>> begin Supplied material
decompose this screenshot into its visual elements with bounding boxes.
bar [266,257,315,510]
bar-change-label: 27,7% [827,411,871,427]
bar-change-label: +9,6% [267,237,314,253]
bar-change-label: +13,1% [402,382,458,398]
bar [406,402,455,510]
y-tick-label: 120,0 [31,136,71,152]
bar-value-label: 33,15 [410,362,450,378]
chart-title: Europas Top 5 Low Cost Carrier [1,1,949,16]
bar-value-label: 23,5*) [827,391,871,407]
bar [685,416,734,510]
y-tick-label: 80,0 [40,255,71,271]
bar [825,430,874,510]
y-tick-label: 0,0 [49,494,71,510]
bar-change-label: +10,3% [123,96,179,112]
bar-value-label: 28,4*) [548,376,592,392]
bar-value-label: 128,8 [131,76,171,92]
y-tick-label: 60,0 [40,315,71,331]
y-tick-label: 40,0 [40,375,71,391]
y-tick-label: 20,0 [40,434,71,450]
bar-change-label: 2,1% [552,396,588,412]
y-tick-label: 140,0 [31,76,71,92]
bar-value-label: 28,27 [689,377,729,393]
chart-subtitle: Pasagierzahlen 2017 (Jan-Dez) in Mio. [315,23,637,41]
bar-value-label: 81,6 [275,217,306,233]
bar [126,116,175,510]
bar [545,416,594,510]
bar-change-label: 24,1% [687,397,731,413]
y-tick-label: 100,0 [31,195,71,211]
>> end Supplied material
>> begin Supplied material
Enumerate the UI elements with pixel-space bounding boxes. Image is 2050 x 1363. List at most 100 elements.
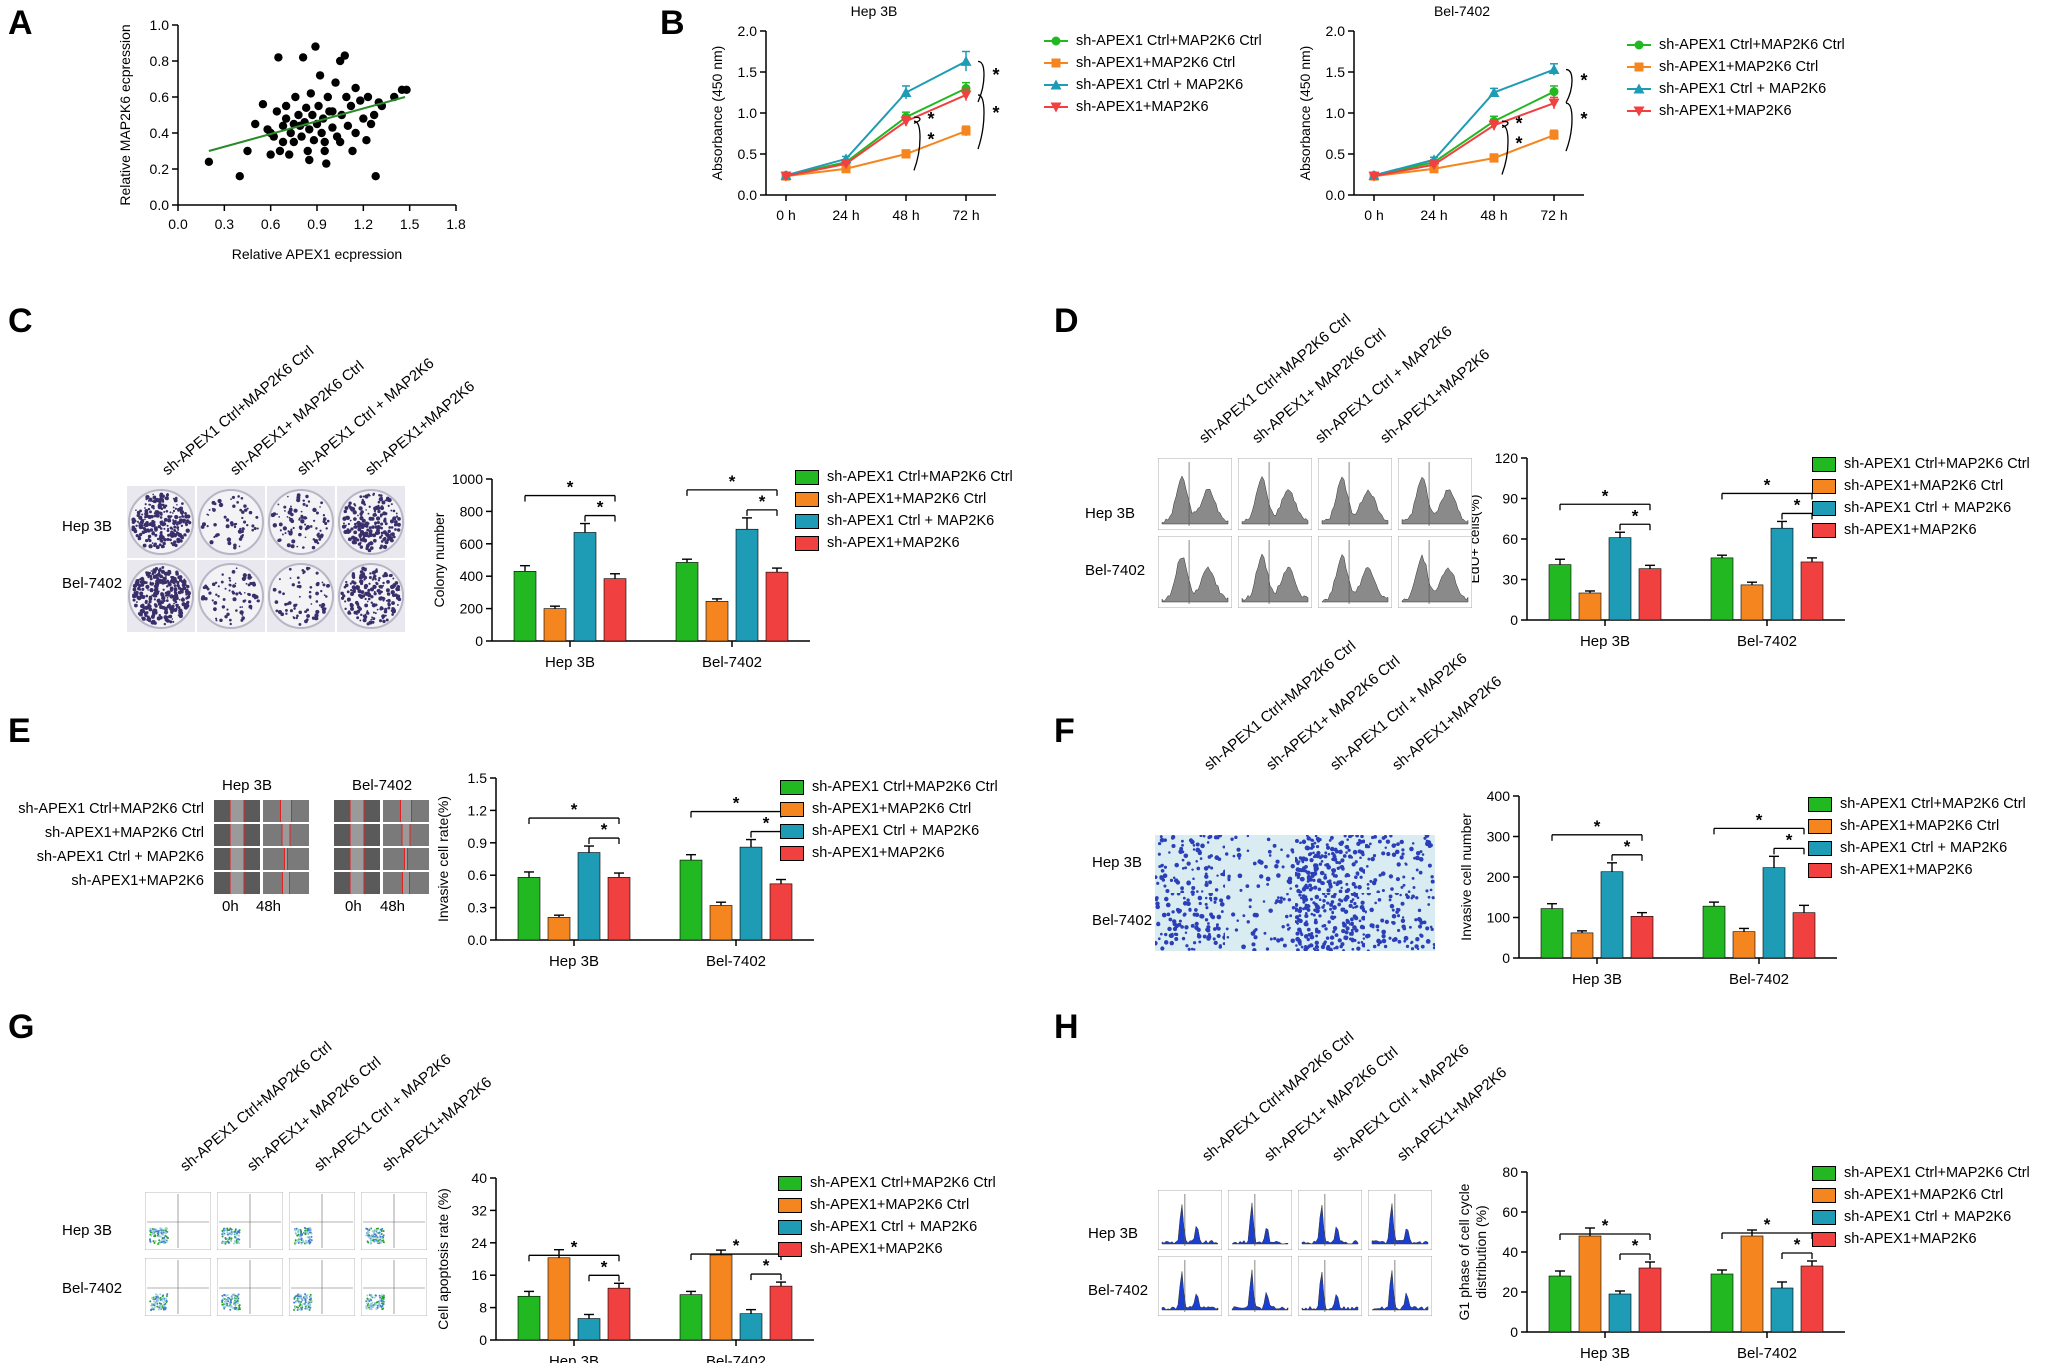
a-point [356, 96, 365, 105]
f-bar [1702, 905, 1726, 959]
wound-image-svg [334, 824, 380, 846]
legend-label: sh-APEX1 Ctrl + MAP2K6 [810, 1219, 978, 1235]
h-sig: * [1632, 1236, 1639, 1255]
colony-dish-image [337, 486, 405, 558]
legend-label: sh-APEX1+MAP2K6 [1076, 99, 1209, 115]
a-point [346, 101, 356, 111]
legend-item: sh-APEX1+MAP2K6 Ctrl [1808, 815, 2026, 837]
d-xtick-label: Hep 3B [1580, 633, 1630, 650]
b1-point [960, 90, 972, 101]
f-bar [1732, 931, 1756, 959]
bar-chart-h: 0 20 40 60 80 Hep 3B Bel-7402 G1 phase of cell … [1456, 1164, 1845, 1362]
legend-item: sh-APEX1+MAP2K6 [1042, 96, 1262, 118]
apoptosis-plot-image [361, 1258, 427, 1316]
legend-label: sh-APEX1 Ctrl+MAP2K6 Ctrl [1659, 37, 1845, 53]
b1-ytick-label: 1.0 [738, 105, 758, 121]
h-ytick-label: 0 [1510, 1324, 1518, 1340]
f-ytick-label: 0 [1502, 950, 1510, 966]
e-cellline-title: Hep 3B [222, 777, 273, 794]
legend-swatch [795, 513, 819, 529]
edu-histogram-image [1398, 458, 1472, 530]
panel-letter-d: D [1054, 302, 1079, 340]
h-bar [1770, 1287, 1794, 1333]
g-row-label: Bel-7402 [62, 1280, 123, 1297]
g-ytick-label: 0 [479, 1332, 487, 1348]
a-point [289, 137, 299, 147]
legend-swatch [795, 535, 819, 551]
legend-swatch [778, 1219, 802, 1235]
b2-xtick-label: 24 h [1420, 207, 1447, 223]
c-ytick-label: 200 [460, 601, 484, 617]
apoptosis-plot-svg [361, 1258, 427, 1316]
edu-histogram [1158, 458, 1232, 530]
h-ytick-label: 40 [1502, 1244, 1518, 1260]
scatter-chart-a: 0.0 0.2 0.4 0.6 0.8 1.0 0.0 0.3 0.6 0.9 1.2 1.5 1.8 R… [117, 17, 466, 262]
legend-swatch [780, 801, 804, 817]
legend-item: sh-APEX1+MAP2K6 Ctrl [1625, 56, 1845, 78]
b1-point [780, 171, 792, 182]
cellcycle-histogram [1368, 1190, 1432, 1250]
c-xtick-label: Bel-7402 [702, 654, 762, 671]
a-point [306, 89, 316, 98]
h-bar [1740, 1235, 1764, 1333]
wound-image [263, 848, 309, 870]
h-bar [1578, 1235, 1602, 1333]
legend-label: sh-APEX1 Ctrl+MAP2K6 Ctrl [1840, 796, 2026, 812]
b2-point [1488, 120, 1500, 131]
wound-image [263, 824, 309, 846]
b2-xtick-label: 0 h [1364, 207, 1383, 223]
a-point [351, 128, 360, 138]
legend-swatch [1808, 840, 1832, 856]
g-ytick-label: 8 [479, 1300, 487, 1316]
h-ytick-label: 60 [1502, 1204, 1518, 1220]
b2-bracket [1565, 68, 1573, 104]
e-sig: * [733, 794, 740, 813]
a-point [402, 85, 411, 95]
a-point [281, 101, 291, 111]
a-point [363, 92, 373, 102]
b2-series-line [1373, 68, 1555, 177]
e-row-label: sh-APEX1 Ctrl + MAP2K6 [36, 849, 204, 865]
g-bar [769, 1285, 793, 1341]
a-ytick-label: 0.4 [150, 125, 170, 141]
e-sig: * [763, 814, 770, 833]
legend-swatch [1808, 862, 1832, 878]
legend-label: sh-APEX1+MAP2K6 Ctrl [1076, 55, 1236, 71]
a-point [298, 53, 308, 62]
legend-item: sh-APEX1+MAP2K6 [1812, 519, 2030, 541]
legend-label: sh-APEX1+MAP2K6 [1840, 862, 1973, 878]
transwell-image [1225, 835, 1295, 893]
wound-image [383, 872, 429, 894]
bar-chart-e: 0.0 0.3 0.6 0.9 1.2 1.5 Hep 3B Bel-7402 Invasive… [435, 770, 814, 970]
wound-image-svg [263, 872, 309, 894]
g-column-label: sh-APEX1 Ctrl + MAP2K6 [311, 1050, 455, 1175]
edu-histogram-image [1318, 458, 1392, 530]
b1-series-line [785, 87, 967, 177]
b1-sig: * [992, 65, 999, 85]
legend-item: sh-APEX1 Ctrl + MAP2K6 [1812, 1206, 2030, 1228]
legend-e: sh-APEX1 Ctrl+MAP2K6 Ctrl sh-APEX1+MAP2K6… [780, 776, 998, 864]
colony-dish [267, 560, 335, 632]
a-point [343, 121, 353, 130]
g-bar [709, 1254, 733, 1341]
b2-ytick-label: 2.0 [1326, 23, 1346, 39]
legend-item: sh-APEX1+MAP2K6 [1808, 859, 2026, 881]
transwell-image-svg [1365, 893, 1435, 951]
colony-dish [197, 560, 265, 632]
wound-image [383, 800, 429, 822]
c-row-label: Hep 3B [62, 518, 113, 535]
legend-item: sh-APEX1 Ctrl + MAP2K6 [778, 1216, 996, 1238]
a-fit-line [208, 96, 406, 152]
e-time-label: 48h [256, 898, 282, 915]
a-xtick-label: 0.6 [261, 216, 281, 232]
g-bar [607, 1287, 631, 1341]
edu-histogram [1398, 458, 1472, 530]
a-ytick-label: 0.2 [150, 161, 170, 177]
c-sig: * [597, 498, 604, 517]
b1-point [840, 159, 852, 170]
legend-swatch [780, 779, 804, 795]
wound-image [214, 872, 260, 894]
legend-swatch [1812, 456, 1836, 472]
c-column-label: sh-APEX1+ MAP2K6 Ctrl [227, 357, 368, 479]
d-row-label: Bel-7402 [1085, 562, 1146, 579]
>> end Supplied material
>> begin Supplied material
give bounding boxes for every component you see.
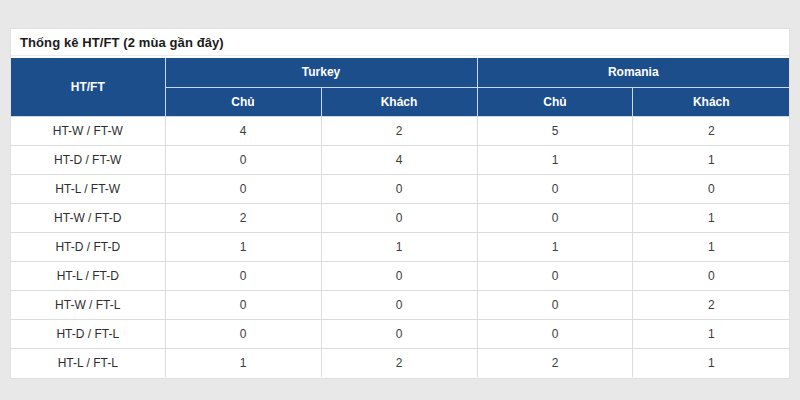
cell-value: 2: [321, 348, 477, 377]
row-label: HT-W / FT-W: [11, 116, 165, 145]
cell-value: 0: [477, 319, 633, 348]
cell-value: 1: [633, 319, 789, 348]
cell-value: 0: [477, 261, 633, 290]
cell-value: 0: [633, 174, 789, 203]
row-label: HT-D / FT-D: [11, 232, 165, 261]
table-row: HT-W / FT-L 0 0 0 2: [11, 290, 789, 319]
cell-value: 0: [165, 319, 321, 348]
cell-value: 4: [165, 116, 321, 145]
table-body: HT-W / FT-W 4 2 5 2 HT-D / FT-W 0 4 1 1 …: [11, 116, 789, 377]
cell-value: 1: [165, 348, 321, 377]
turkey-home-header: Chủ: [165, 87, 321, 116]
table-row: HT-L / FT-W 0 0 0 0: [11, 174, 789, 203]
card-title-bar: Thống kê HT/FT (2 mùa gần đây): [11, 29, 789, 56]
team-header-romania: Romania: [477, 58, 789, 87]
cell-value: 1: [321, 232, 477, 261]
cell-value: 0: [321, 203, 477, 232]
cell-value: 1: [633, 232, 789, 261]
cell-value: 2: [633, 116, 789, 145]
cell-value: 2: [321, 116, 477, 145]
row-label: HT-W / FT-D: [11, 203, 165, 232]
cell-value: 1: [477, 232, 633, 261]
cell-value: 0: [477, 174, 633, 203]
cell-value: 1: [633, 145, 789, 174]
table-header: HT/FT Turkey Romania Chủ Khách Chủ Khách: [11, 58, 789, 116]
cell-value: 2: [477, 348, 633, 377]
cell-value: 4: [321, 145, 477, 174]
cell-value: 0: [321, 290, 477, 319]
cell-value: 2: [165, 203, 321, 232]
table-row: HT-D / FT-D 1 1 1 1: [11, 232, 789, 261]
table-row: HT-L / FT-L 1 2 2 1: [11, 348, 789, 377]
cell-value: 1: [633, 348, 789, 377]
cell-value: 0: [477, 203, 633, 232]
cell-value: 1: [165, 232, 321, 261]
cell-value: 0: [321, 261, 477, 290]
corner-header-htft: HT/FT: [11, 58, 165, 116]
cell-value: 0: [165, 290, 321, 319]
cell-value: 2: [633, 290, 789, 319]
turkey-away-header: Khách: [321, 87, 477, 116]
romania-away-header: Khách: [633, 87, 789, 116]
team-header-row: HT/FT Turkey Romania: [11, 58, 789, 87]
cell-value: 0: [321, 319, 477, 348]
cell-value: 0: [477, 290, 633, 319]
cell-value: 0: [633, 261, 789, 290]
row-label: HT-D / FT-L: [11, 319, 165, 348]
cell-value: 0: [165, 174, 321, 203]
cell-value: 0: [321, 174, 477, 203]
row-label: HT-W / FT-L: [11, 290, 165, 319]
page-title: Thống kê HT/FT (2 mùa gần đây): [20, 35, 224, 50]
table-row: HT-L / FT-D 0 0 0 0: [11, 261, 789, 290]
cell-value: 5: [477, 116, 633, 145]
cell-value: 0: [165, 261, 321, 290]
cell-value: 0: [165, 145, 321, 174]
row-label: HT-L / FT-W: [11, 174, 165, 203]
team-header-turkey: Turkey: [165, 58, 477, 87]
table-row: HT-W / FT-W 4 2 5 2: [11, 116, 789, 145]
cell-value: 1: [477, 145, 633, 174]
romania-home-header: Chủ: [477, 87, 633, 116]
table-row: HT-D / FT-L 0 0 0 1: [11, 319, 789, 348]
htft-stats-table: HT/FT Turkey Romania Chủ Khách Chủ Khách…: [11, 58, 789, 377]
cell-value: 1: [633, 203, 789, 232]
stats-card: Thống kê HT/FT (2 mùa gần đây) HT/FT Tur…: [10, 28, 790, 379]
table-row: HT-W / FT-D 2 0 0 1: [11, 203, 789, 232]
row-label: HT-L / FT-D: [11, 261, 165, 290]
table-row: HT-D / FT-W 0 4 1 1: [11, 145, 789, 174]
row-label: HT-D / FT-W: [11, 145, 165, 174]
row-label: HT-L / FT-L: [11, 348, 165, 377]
>> end Supplied material
(Exercise objective): Copy the lines of the material above word for word, starting with the line that contains "decompose this screenshot" and ending with the line that contains "y-tick-label: 100,0 [31,195,71,211]", with both of those lines included.

(Expected answer):
decompose this screenshot into its visual elements with bounding boxes.
bar [266,257,315,510]
bar-change-label: 27,7% [827,411,871,427]
bar-change-label: +9,6% [267,237,314,253]
bar-change-label: +13,1% [402,382,458,398]
bar [406,402,455,510]
y-tick-label: 120,0 [31,136,71,152]
bar-value-label: 33,15 [410,362,450,378]
chart-title: Europas Top 5 Low Cost Carrier [1,1,949,16]
bar-value-label: 23,5*) [827,391,871,407]
bar [685,416,734,510]
y-tick-label: 80,0 [40,255,71,271]
bar [825,430,874,510]
y-tick-label: 0,0 [49,494,71,510]
bar-change-label: +10,3% [123,96,179,112]
bar-value-label: 28,4*) [548,376,592,392]
bar-value-label: 128,8 [131,76,171,92]
y-tick-label: 60,0 [40,315,71,331]
y-tick-label: 40,0 [40,375,71,391]
y-tick-label: 20,0 [40,434,71,450]
bar-change-label: 2,1% [552,396,588,412]
y-tick-label: 140,0 [31,76,71,92]
bar-value-label: 28,27 [689,377,729,393]
chart-subtitle: Pasagierzahlen 2017 (Jan-Dez) in Mio. [315,23,637,41]
bar-value-label: 81,6 [275,217,306,233]
bar [126,116,175,510]
bar [545,416,594,510]
bar-change-label: 24,1% [687,397,731,413]
y-tick-label: 100,0 [31,195,71,211]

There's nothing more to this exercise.